━━━━━ Record list ━━━━━

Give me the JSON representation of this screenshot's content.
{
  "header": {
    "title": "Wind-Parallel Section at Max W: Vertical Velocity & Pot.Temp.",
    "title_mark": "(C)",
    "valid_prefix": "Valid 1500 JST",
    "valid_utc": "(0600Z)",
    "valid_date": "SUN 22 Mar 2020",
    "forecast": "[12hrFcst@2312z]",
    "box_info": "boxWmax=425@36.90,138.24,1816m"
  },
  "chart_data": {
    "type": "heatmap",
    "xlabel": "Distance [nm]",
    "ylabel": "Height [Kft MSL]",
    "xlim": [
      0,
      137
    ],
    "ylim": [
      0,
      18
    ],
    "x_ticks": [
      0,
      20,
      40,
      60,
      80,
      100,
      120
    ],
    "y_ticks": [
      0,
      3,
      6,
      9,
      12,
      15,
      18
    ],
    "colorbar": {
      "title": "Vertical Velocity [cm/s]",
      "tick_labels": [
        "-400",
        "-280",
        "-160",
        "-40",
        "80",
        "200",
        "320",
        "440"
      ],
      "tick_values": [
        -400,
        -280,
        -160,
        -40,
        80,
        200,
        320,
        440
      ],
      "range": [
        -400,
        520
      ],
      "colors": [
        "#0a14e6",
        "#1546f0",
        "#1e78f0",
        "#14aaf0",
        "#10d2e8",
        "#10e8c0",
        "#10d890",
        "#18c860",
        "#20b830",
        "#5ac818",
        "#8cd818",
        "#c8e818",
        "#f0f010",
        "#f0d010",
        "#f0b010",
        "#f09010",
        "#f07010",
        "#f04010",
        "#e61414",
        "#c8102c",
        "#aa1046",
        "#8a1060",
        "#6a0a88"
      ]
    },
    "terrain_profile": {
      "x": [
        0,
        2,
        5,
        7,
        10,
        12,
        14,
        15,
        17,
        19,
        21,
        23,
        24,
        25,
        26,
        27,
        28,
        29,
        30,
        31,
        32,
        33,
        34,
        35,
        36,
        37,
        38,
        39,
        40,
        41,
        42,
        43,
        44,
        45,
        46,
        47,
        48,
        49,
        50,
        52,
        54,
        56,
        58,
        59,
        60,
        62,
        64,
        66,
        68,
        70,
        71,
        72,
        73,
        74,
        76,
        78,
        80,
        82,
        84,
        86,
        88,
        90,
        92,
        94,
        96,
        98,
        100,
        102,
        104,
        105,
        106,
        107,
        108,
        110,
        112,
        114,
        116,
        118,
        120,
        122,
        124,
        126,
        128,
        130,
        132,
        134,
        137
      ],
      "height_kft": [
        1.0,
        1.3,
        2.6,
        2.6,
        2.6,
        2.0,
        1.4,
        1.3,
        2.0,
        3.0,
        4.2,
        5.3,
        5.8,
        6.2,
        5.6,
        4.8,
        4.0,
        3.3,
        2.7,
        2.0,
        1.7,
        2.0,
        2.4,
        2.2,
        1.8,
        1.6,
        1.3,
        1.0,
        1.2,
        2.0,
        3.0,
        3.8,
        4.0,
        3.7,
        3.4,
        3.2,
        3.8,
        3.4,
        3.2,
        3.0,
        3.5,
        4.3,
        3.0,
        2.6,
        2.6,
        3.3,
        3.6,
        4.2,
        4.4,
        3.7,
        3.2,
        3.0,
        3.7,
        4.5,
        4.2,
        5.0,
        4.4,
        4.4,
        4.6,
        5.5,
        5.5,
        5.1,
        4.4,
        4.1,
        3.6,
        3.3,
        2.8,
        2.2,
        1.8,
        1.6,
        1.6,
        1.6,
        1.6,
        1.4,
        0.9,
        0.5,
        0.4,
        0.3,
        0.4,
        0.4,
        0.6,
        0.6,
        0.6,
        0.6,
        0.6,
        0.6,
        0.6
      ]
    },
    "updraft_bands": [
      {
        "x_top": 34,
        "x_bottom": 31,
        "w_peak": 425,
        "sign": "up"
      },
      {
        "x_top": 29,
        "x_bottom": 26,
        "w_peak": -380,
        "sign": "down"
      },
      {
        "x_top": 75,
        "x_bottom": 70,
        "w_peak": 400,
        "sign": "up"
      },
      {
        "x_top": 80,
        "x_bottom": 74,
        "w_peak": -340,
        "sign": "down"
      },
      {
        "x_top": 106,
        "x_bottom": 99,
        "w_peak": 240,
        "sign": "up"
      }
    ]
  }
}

━━━━━

_Prompt_
Every record should be repeated exactly; please leave none out.

_Result of the exercise_
Give me the JSON representation of this screenshot's content.
{
  "header": {
    "title": "Wind-Parallel Section at Max W: Vertical Velocity & Pot.Temp.",
    "title_mark": "(C)",
    "valid_prefix": "Valid 1500 JST",
    "valid_utc": "(0600Z)",
    "valid_date": "SUN 22 Mar 2020",
    "forecast": "[12hrFcst@2312z]",
    "box_info": "boxWmax=425@36.90,138.24,1816m"
  },
  "chart_data": {
    "type": "heatmap",
    "xlabel": "Distance [nm]",
    "ylabel": "Height [Kft MSL]",
    "xlim": [
      0,
      137
    ],
    "ylim": [
      0,
      18
    ],
    "x_ticks": [
      0,
      20,
      40,
      60,
      80,
      100,
      120
    ],
    "y_ticks": [
      0,
      3,
      6,
      9,
      12,
      15,
      18
    ],
    "colorbar": {
      "title": "Vertical Velocity [cm/s]",
      "tick_labels": [
        "-400",
        "-280",
        "-160",
        "-40",
        "80",
        "200",
        "320",
        "440"
      ],
      "tick_values": [
        -400,
        -280,
        -160,
        -40,
        80,
        200,
        320,
        440
      ],
      "range": [
        -400,
        520
      ],
      "colors": [
        "#0a14e6",
        "#1546f0",
        "#1e78f0",
        "#14aaf0",
        "#10d2e8",
        "#10e8c0",
        "#10d890",
        "#18c860",
        "#20b830",
        "#5ac818",
        "#8cd818",
        "#c8e818",
        "#f0f010",
        "#f0d010",
        "#f0b010",
        "#f09010",
        "#f07010",
        "#f04010",
        "#e61414",
        "#c8102c",
        "#aa1046",
        "#8a1060",
        "#6a0a88"
      ]
    },
    "terrain_profile": {
      "x": [
        0,
        2,
        5,
        7,
        10,
        12,
        14,
        15,
        17,
        19,
        21,
        23,
        24,
        25,
        26,
        27,
        28,
        29,
        30,
        31,
        32,
        33,
        34,
        35,
        36,
        37,
        38,
        39,
        40,
        41,
        42,
        43,
        44,
        45,
        46,
        47,
        48,
        49,
        50,
        52,
        54,
        56,
        58,
        59,
        60,
        62,
        64,
        66,
        68,
        70,
        71,
        72,
        73,
        74,
        76,
        78,
        80,
        82,
        84,
        86,
        88,
        90,
        92,
        94,
        96,
        98,
        100,
        102,
        104,
        105,
        106,
        107,
        108,
        110,
        112,
        114,
        116,
        118,
        120,
        122,
        124,
        126,
        128,
        130,
        132,
        134,
        137
      ],
      "height_kft": [
        1.0,
        1.3,
        2.6,
        2.6,
        2.6,
        2.0,
        1.4,
        1.3,
        2.0,
        3.0,
        4.2,
        5.3,
        5.8,
        6.2,
        5.6,
        4.8,
        4.0,
        3.3,
        2.7,
        2.0,
        1.7,
        2.0,
        2.4,
        2.2,
        1.8,
        1.6,
        1.3,
        1.0,
        1.2,
        2.0,
        3.0,
        3.8,
        4.0,
        3.7,
        3.4,
        3.2,
        3.8,
        3.4,
        3.2,
        3.0,
        3.5,
        4.3,
        3.0,
        2.6,
        2.6,
        3.3,
        3.6,
        4.2,
        4.4,
        3.7,
        3.2,
        3.0,
        3.7,
        4.5,
        4.2,
        5.0,
        4.4,
        4.4,
        4.6,
        5.5,
        5.5,
        5.1,
        4.4,
        4.1,
        3.6,
        3.3,
        2.8,
        2.2,
        1.8,
        1.6,
        1.6,
        1.6,
        1.6,
        1.4,
        0.9,
        0.5,
        0.4,
        0.3,
        0.4,
        0.4,
        0.6,
        0.6,
        0.6,
        0.6,
        0.6,
        0.6,
        0.6
      ]
    },
    "updraft_bands": [
      {
        "x_top": 34,
        "x_bottom": 31,
        "w_peak": 425,
        "sign": "up"
      },
      {
        "x_top": 29,
        "x_bottom": 26,
        "w_peak": -380,
        "sign": "down"
      },
      {
        "x_top": 75,
        "x_bottom": 70,
        "w_peak": 400,
        "sign": "up"
      },
      {
        "x_top": 80,
        "x_bottom": 74,
        "w_peak": -340,
        "sign": "down"
      },
      {
        "x_top": 106,
        "x_bottom": 99,
        "w_peak": 240,
        "sign": "up"
      }
    ]
  }
}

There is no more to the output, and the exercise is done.